--- BEGIN Data entries ---
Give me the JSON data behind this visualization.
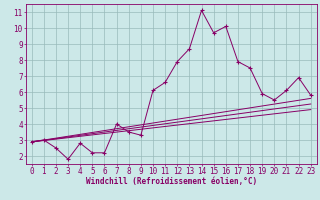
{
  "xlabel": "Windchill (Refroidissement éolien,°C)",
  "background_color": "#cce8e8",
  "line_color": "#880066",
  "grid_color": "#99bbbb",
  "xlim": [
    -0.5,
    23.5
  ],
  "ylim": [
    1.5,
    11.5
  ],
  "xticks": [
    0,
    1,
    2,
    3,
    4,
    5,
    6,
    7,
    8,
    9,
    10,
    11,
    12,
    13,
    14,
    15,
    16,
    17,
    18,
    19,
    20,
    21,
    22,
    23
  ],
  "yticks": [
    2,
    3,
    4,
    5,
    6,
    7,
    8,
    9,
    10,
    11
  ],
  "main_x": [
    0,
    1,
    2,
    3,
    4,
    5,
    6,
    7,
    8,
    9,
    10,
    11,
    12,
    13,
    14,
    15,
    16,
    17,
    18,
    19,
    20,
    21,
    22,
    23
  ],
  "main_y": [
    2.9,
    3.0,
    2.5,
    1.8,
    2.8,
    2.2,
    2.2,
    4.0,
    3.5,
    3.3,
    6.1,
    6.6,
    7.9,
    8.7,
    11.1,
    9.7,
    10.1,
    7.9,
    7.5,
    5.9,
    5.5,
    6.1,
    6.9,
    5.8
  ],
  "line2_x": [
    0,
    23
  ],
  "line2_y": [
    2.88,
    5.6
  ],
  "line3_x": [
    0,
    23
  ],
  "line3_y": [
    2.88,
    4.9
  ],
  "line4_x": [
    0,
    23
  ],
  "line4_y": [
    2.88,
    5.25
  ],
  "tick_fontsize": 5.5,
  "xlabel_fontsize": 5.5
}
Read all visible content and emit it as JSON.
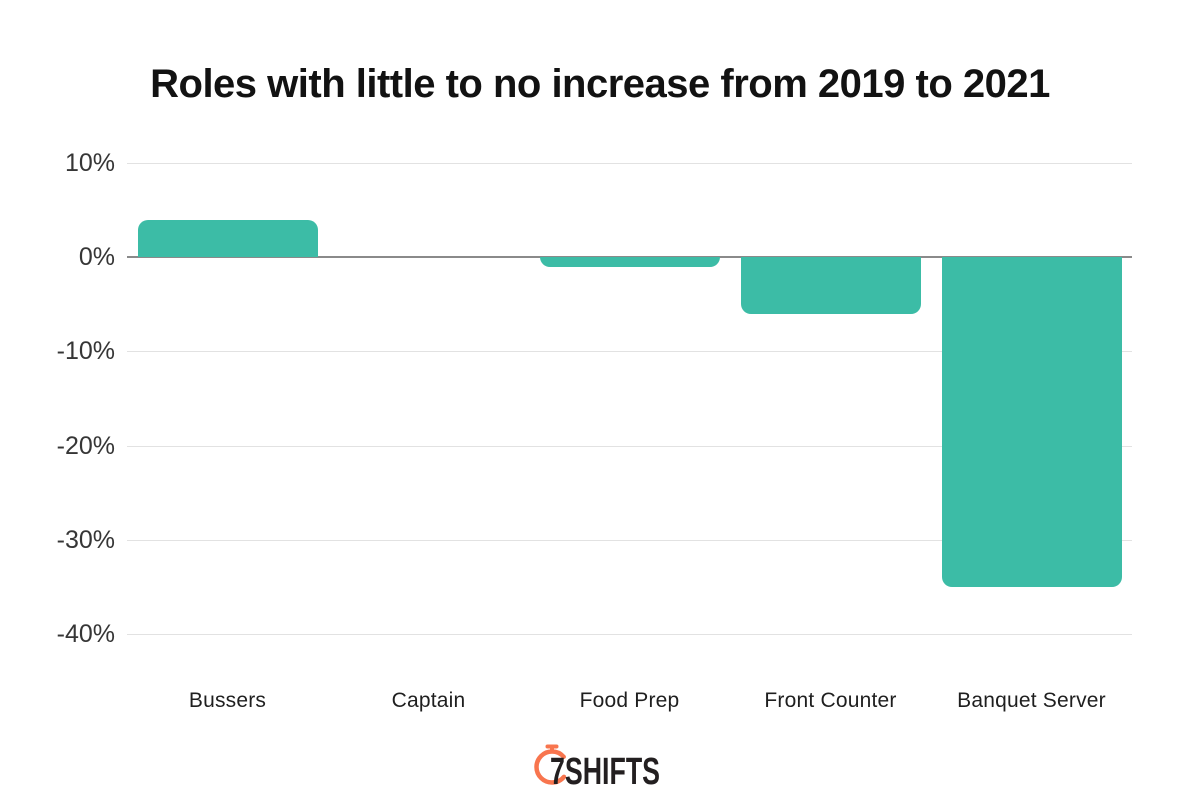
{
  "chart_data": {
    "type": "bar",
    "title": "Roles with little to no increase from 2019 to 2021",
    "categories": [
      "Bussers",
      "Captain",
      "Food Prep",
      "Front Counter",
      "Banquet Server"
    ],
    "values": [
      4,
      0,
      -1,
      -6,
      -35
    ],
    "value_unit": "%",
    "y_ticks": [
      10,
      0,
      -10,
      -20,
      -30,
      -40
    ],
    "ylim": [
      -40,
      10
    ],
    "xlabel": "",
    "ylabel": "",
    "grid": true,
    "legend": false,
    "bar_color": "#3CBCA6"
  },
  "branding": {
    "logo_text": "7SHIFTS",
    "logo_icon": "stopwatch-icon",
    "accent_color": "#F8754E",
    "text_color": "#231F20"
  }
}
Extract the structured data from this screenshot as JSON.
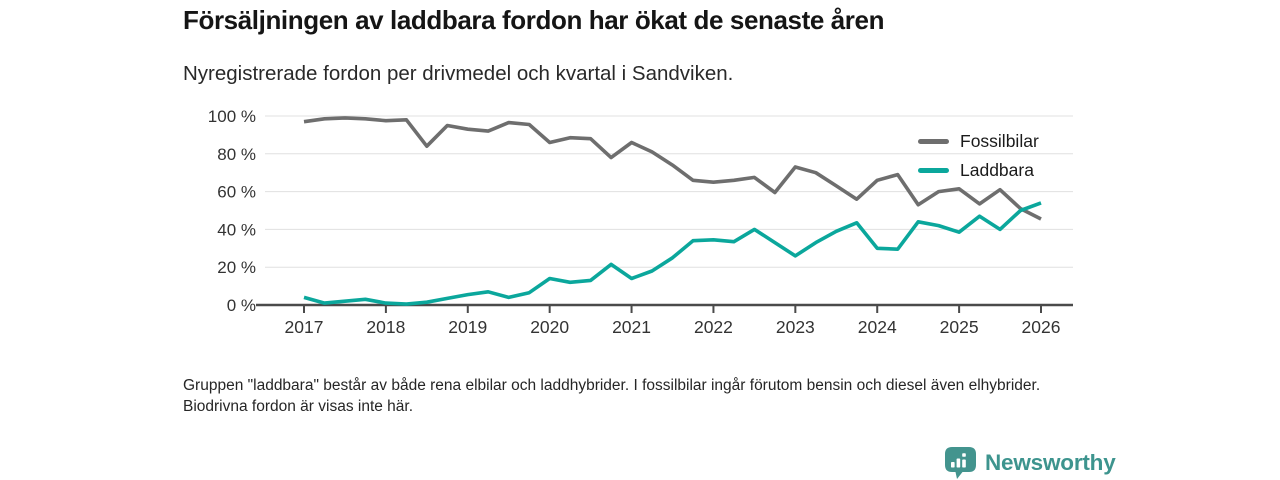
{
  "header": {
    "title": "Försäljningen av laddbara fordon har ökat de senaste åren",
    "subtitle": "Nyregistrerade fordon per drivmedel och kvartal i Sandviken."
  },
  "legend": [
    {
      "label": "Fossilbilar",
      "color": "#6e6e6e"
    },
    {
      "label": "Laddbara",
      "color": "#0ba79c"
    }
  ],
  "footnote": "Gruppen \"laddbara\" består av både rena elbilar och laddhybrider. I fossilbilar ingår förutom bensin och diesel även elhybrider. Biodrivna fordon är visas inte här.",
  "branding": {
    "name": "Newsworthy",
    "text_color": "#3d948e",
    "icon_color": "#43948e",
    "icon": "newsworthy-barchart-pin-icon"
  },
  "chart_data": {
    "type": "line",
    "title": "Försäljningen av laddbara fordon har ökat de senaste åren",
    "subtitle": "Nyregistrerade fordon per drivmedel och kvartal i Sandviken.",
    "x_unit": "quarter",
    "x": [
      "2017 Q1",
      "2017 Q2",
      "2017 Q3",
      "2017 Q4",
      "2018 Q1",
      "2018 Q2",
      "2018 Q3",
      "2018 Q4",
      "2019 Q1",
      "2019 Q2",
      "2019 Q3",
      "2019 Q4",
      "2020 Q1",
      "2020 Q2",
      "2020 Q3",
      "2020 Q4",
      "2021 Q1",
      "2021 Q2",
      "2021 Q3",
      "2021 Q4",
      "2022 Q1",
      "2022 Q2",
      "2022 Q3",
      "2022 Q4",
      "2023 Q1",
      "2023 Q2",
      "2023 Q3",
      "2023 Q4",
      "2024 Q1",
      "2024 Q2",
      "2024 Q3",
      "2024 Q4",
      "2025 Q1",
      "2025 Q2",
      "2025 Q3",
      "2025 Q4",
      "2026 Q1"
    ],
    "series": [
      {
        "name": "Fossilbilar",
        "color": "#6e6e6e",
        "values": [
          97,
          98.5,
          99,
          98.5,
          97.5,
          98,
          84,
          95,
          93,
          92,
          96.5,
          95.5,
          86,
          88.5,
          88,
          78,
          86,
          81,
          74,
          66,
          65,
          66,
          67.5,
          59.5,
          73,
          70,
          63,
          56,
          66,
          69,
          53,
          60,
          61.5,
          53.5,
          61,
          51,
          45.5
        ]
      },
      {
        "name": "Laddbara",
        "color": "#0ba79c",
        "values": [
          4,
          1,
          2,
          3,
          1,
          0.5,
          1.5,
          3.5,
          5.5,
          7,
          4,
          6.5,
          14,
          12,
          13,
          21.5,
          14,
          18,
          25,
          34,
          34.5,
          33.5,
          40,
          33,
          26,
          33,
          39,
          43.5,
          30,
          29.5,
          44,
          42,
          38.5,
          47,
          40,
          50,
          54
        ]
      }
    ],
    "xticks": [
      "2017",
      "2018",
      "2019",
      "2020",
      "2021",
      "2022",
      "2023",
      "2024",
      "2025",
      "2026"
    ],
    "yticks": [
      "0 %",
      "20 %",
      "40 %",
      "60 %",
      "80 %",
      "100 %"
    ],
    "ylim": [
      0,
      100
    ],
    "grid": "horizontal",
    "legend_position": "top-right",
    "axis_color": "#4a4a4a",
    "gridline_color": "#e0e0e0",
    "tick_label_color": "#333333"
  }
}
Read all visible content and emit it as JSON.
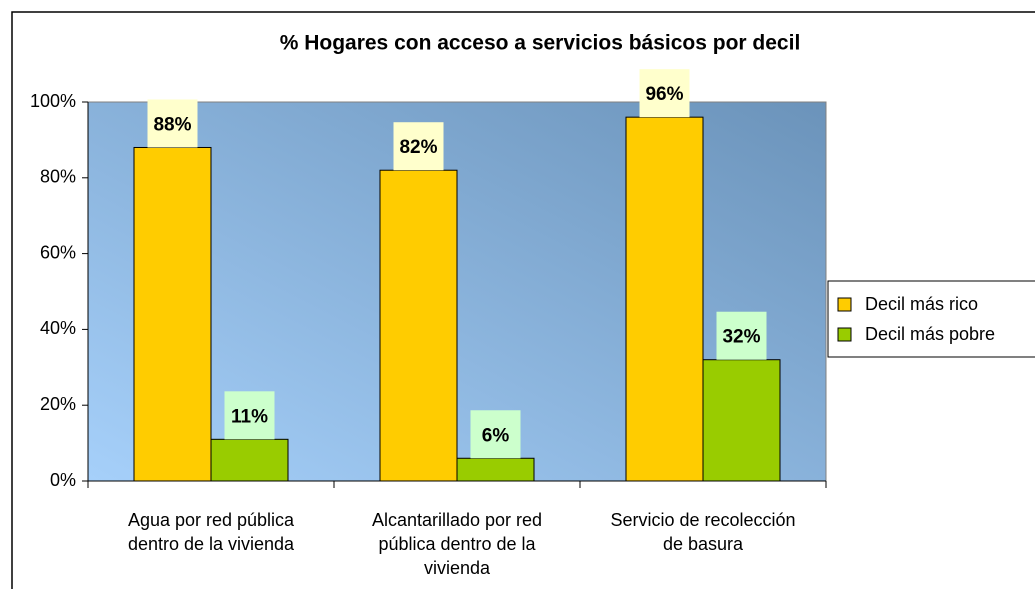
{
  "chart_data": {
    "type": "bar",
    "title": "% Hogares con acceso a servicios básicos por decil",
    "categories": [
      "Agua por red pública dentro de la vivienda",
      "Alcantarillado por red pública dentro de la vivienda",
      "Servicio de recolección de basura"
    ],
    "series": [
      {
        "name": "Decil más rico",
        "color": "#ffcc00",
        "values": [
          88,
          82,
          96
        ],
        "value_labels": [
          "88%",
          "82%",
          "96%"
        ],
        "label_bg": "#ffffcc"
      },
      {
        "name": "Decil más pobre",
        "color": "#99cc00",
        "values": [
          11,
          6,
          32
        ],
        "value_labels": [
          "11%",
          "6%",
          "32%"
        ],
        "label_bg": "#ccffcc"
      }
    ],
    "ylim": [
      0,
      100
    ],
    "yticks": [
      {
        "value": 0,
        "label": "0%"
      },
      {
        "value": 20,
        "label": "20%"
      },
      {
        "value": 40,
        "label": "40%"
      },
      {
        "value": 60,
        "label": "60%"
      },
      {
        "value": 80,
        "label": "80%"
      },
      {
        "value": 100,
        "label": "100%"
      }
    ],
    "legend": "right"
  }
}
--- END Data entries ---
What is being asked:
Omit the pictures. Output every record above word for word.

Expected output:
Give me the JSON data behind this visualization.
{
  "xlabel": "Windchill (Refroidissement éolien,°C)",
  "background_color": "#cce8e8",
  "line_color": "#880066",
  "grid_color": "#99bbbb",
  "xlim": [
    -0.5,
    23.5
  ],
  "ylim": [
    1.5,
    11.5
  ],
  "xticks": [
    0,
    1,
    2,
    3,
    4,
    5,
    6,
    7,
    8,
    9,
    10,
    11,
    12,
    13,
    14,
    15,
    16,
    17,
    18,
    19,
    20,
    21,
    22,
    23
  ],
  "yticks": [
    2,
    3,
    4,
    5,
    6,
    7,
    8,
    9,
    10,
    11
  ],
  "main_x": [
    0,
    1,
    2,
    3,
    4,
    5,
    6,
    7,
    8,
    9,
    10,
    11,
    12,
    13,
    14,
    15,
    16,
    17,
    18,
    19,
    20,
    21,
    22,
    23
  ],
  "main_y": [
    2.9,
    3.0,
    2.5,
    1.8,
    2.8,
    2.2,
    2.2,
    4.0,
    3.5,
    3.3,
    6.1,
    6.6,
    7.9,
    8.7,
    11.1,
    9.7,
    10.1,
    7.9,
    7.5,
    5.9,
    5.5,
    6.1,
    6.9,
    5.8
  ],
  "line2_x": [
    0,
    23
  ],
  "line2_y": [
    2.88,
    5.6
  ],
  "line3_x": [
    0,
    23
  ],
  "line3_y": [
    2.88,
    4.9
  ],
  "line4_x": [
    0,
    23
  ],
  "line4_y": [
    2.88,
    5.25
  ],
  "tick_fontsize": 5.5,
  "xlabel_fontsize": 5.5
}
Read all visible content and emit it as JSON.
{
  "chart_data": {
    "type": "bar",
    "title": "Roles with little to no increase from 2019 to 2021",
    "categories": [
      "Bussers",
      "Captain",
      "Food Prep",
      "Front Counter",
      "Banquet Server"
    ],
    "values": [
      4,
      0,
      -1,
      -6,
      -35
    ],
    "value_unit": "%",
    "y_ticks": [
      10,
      0,
      -10,
      -20,
      -30,
      -40
    ],
    "ylim": [
      -40,
      10
    ],
    "xlabel": "",
    "ylabel": "",
    "grid": true,
    "legend": false,
    "bar_color": "#3CBCA6"
  },
  "branding": {
    "logo_text": "7SHIFTS",
    "logo_icon": "stopwatch-icon",
    "accent_color": "#F8754E",
    "text_color": "#231F20"
  }
}
Extract the structured data from this screenshot as JSON.
{
  "header": {
    "title": "Försäljningen av laddbara fordon har ökat de senaste åren",
    "subtitle": "Nyregistrerade fordon per drivmedel och kvartal i Sandviken."
  },
  "legend": [
    {
      "label": "Fossilbilar",
      "color": "#6e6e6e"
    },
    {
      "label": "Laddbara",
      "color": "#0ba79c"
    }
  ],
  "footnote": "Gruppen \"laddbara\" består av både rena elbilar och laddhybrider. I fossilbilar ingår förutom bensin och diesel även elhybrider. Biodrivna fordon är visas inte här.",
  "branding": {
    "name": "Newsworthy",
    "text_color": "#3d948e",
    "icon_color": "#43948e",
    "icon": "newsworthy-barchart-pin-icon"
  },
  "chart_data": {
    "type": "line",
    "title": "Försäljningen av laddbara fordon har ökat de senaste åren",
    "subtitle": "Nyregistrerade fordon per drivmedel och kvartal i Sandviken.",
    "x_unit": "quarter",
    "x": [
      "2017 Q1",
      "2017 Q2",
      "2017 Q3",
      "2017 Q4",
      "2018 Q1",
      "2018 Q2",
      "2018 Q3",
      "2018 Q4",
      "2019 Q1",
      "2019 Q2",
      "2019 Q3",
      "2019 Q4",
      "2020 Q1",
      "2020 Q2",
      "2020 Q3",
      "2020 Q4",
      "2021 Q1",
      "2021 Q2",
      "2021 Q3",
      "2021 Q4",
      "2022 Q1",
      "2022 Q2",
      "2022 Q3",
      "2022 Q4",
      "2023 Q1",
      "2023 Q2",
      "2023 Q3",
      "2023 Q4",
      "2024 Q1",
      "2024 Q2",
      "2024 Q3",
      "2024 Q4",
      "2025 Q1",
      "2025 Q2",
      "2025 Q3",
      "2025 Q4",
      "2026 Q1"
    ],
    "series": [
      {
        "name": "Fossilbilar",
        "color": "#6e6e6e",
        "values": [
          97,
          98.5,
          99,
          98.5,
          97.5,
          98,
          84,
          95,
          93,
          92,
          96.5,
          95.5,
          86,
          88.5,
          88,
          78,
          86,
          81,
          74,
          66,
          65,
          66,
          67.5,
          59.5,
          73,
          70,
          63,
          56,
          66,
          69,
          53,
          60,
          61.5,
          53.5,
          61,
          51,
          45.5
        ]
      },
      {
        "name": "Laddbara",
        "color": "#0ba79c",
        "values": [
          4,
          1,
          2,
          3,
          1,
          0.5,
          1.5,
          3.5,
          5.5,
          7,
          4,
          6.5,
          14,
          12,
          13,
          21.5,
          14,
          18,
          25,
          34,
          34.5,
          33.5,
          40,
          33,
          26,
          33,
          39,
          43.5,
          30,
          29.5,
          44,
          42,
          38.5,
          47,
          40,
          50,
          54
        ]
      }
    ],
    "xticks": [
      "2017",
      "2018",
      "2019",
      "2020",
      "2021",
      "2022",
      "2023",
      "2024",
      "2025",
      "2026"
    ],
    "yticks": [
      "0 %",
      "20 %",
      "40 %",
      "60 %",
      "80 %",
      "100 %"
    ],
    "ylim": [
      0,
      100
    ],
    "grid": "horizontal",
    "legend_position": "top-right",
    "axis_color": "#4a4a4a",
    "gridline_color": "#e0e0e0",
    "tick_label_color": "#333333"
  }
}
Read all visible content and emit it as JSON.
{
  "chart_data": {
    "type": "bar",
    "title": "% Hogares con acceso a servicios básicos por decil",
    "categories": [
      "Agua por red pública dentro de la vivienda",
      "Alcantarillado por red pública dentro de la vivienda",
      "Servicio de recolección de basura"
    ],
    "series": [
      {
        "name": "Decil más rico",
        "color": "#ffcc00",
        "values": [
          88,
          82,
          96
        ],
        "value_labels": [
          "88%",
          "82%",
          "96%"
        ],
        "label_bg": "#ffffcc"
      },
      {
        "name": "Decil más pobre",
        "color": "#99cc00",
        "values": [
          11,
          6,
          32
        ],
        "value_labels": [
          "11%",
          "6%",
          "32%"
        ],
        "label_bg": "#ccffcc"
      }
    ],
    "ylim": [
      0,
      100
    ],
    "yticks": [
      {
        "value": 0,
        "label": "0%"
      },
      {
        "value": 20,
        "label": "20%"
      },
      {
        "value": 40,
        "label": "40%"
      },
      {
        "value": 60,
        "label": "60%"
      },
      {
        "value": 80,
        "label": "80%"
      },
      {
        "value": 100,
        "label": "100%"
      }
    ],
    "legend": "right"
  }
}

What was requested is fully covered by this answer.